[What to work on] Find the lines that contain the word "Ziel" and copy each one.

[Dataset entries]

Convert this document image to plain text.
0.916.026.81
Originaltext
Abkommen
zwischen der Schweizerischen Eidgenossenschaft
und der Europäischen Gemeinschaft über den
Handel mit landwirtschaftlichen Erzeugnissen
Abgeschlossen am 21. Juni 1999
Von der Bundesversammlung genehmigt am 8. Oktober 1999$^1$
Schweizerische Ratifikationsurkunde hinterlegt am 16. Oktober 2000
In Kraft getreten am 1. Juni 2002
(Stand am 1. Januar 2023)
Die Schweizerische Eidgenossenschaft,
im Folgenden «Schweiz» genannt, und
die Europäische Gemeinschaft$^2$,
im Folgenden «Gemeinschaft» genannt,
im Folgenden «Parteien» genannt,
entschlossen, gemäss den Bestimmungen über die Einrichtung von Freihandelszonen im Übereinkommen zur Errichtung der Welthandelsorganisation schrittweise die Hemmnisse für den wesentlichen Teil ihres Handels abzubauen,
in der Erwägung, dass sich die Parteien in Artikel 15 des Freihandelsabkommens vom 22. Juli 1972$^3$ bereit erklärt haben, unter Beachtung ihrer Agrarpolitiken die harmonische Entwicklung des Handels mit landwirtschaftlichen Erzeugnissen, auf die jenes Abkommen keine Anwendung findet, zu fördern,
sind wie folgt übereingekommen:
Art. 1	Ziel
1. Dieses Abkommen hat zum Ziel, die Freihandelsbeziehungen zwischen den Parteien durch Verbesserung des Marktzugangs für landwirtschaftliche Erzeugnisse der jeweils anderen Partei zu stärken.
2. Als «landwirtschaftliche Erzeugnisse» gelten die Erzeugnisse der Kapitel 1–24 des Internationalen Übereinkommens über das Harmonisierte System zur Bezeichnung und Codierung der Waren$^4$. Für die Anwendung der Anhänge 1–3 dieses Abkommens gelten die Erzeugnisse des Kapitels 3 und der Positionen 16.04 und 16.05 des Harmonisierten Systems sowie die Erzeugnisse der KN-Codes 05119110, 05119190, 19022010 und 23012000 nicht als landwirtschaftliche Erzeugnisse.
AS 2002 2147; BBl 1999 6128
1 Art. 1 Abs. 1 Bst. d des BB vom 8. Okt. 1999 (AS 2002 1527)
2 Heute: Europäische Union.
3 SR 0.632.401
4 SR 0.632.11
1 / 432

[Answer to this exercise]
Art. 1	Ziel
1. Dieses Abkommen hat zum Ziel, die Freihandelsbeziehungen zwischen den Parteien durch Verbesserung des Marktzugangs für landwirtschaftliche Erzeugnisse der jeweils anderen Partei zu stärken.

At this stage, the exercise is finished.